**Your instructions:** Gather all lines in the data that hold the string "ideig".

**Input:**
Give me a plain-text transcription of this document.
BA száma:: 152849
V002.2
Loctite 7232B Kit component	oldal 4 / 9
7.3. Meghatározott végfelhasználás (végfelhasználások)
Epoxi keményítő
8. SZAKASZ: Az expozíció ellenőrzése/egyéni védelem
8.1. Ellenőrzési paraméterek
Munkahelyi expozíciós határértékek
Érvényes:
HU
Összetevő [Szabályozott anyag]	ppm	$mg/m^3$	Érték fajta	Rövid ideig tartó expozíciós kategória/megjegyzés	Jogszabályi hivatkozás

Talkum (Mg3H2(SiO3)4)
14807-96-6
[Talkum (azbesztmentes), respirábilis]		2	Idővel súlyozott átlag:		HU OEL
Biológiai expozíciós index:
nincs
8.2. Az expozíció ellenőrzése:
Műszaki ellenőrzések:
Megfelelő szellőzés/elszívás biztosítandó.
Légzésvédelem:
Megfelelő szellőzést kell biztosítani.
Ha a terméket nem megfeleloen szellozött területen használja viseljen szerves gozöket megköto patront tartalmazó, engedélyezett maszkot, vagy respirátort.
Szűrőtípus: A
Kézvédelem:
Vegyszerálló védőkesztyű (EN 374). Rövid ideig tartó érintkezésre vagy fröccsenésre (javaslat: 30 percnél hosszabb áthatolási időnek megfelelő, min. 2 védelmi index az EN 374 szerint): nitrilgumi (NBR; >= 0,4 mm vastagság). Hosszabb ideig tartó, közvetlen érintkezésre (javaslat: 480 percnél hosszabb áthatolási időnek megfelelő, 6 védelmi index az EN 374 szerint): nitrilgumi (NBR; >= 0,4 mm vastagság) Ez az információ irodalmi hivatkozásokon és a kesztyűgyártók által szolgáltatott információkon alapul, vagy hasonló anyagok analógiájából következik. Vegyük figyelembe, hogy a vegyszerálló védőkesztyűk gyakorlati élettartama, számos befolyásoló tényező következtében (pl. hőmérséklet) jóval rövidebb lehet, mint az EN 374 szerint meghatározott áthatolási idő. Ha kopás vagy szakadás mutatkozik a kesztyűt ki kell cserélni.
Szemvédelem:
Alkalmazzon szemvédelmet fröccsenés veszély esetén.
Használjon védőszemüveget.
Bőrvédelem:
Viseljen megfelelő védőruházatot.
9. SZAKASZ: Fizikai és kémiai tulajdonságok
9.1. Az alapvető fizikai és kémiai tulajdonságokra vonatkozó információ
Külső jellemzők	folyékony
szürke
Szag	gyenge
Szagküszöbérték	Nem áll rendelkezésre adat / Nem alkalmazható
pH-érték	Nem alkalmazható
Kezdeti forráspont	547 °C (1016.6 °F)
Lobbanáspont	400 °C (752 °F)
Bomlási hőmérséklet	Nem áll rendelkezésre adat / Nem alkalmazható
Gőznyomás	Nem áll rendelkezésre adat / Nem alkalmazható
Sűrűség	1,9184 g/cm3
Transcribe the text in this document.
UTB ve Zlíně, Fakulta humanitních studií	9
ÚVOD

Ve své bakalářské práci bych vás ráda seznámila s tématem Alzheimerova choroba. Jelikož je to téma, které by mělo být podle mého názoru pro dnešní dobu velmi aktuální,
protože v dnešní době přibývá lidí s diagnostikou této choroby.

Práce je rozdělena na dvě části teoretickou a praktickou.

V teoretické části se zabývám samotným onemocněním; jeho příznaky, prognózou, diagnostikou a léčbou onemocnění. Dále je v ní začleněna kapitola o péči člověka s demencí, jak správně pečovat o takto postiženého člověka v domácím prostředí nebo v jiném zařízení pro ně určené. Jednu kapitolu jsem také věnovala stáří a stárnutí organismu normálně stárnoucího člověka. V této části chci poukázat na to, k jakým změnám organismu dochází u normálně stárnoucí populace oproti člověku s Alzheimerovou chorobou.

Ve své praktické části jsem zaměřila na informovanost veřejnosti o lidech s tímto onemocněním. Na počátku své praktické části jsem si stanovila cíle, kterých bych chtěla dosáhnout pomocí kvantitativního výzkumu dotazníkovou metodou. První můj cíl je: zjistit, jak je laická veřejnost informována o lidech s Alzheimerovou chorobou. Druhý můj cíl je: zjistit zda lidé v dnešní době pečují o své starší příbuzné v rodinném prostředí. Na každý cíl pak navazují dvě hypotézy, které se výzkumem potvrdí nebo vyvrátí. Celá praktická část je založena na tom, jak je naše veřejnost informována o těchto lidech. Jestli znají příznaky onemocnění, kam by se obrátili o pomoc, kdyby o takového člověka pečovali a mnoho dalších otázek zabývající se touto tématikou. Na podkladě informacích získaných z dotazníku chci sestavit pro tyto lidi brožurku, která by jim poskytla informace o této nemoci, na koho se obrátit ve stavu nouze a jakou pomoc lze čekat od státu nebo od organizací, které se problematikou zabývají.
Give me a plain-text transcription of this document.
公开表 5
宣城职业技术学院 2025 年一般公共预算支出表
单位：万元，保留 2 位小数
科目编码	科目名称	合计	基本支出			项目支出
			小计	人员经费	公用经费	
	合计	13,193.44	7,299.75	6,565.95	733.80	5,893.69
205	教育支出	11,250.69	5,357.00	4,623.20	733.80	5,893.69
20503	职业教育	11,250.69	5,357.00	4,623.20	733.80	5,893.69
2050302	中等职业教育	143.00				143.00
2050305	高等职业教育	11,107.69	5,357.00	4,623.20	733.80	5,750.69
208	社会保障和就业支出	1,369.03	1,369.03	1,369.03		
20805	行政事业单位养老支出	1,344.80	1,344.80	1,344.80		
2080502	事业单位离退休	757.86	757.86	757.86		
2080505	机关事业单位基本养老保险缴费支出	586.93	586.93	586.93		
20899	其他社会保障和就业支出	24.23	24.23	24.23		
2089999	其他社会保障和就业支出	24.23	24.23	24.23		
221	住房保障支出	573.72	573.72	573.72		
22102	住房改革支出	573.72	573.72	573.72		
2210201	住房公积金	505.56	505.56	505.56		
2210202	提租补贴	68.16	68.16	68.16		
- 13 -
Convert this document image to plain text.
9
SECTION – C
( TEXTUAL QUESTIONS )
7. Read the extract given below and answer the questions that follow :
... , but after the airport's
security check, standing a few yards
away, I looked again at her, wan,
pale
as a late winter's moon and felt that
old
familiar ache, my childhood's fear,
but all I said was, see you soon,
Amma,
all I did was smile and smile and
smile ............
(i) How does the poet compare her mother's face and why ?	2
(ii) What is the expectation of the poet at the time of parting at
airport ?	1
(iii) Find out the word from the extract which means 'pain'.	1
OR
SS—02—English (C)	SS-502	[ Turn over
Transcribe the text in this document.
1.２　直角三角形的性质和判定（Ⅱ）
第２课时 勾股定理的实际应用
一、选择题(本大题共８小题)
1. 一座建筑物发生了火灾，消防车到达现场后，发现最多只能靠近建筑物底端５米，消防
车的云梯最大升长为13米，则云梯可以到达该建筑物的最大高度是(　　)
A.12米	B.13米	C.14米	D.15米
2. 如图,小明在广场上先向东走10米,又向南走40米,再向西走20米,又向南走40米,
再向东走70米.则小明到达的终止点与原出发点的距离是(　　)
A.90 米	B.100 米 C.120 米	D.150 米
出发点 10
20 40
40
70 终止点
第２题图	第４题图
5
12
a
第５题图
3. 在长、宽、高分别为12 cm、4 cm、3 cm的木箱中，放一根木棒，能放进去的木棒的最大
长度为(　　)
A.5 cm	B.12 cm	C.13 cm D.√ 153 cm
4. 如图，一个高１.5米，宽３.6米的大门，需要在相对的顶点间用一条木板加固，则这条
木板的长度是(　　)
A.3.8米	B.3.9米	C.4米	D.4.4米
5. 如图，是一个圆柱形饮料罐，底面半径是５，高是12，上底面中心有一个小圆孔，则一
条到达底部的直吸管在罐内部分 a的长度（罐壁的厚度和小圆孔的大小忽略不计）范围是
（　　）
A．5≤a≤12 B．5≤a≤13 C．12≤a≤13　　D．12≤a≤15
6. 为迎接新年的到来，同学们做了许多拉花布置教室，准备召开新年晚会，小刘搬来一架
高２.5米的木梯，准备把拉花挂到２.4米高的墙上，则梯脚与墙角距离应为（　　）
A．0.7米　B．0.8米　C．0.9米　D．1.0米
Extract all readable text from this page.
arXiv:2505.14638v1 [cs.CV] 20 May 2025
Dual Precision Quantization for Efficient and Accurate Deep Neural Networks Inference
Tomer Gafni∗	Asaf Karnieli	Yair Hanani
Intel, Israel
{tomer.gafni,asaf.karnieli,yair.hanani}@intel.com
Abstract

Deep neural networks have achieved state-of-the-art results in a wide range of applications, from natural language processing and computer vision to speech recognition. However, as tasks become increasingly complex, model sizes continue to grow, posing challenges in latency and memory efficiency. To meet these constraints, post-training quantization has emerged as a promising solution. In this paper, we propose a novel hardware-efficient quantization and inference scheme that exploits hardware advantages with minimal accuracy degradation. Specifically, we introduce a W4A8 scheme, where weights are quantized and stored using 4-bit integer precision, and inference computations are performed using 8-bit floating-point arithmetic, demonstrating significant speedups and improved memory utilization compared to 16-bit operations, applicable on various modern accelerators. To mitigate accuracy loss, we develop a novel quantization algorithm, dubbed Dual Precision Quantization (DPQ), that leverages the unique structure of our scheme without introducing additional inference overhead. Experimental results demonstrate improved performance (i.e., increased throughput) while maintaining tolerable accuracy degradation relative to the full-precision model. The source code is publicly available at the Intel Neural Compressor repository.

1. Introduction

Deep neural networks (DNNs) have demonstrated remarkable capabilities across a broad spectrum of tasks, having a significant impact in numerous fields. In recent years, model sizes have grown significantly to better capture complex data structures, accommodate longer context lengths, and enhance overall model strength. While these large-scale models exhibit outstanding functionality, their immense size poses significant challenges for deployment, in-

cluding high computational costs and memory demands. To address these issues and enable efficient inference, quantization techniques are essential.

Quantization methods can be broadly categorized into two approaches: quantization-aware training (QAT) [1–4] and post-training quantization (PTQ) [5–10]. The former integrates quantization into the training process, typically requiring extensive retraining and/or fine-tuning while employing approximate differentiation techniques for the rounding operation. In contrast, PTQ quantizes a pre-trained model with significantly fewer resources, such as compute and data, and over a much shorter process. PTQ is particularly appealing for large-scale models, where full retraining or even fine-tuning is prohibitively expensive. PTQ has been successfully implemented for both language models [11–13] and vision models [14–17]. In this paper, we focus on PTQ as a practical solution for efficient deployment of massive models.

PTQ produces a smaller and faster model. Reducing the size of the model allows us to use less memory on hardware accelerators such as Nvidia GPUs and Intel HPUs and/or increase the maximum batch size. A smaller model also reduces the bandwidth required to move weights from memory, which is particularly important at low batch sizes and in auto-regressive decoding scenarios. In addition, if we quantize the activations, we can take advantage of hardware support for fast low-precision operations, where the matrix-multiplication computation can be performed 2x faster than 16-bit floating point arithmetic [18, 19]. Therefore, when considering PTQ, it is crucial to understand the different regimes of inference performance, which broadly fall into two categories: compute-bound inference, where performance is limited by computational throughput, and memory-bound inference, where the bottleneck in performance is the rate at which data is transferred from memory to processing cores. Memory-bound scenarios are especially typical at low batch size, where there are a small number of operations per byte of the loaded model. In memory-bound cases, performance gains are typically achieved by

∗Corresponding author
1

**Reply to the exercise:**
Összetevő [Szabályozott anyag]	ppm	$mg/m^3$	Érték fajta	Rövid ideig tartó expozíciós kategória/megjegyzés	Jogszabályi hivatkozás
Vegyszerálló védőkesztyű (EN 374). Rövid ideig tartó érintkezésre vagy fröccsenésre (javaslat: 30 percnél hosszabb áthatolási időnek megfelelő, min. 2 védelmi index az EN 374 szerint): nitrilgumi (NBR; >= 0,4 mm vastagság). Hosszabb ideig tartó, közvetlen érintkezésre (javaslat: 480 percnél hosszabb áthatolási időnek megfelelő, 6 védelmi index az EN 374 szerint): nitrilgumi (NBR; >= 0,4 mm vastagság) Ez az információ irodalmi hivatkozásokon és a kesztyűgyártók által szolgáltatott információkon alapul, vagy hasonló anyagok analógiájából következik. Vegyük figyelembe, hogy a vegyszerálló védőkesztyűk gyakorlati élettartama, számos befolyásoló tényező következtében (pl. hőmérséklet) jóval rövidebb lehet, mint az EN 374 szerint meghatározott áthatolási idő. Ha kopás vagy szakadás mutatkozik a kesztyűt ki kell cserélni.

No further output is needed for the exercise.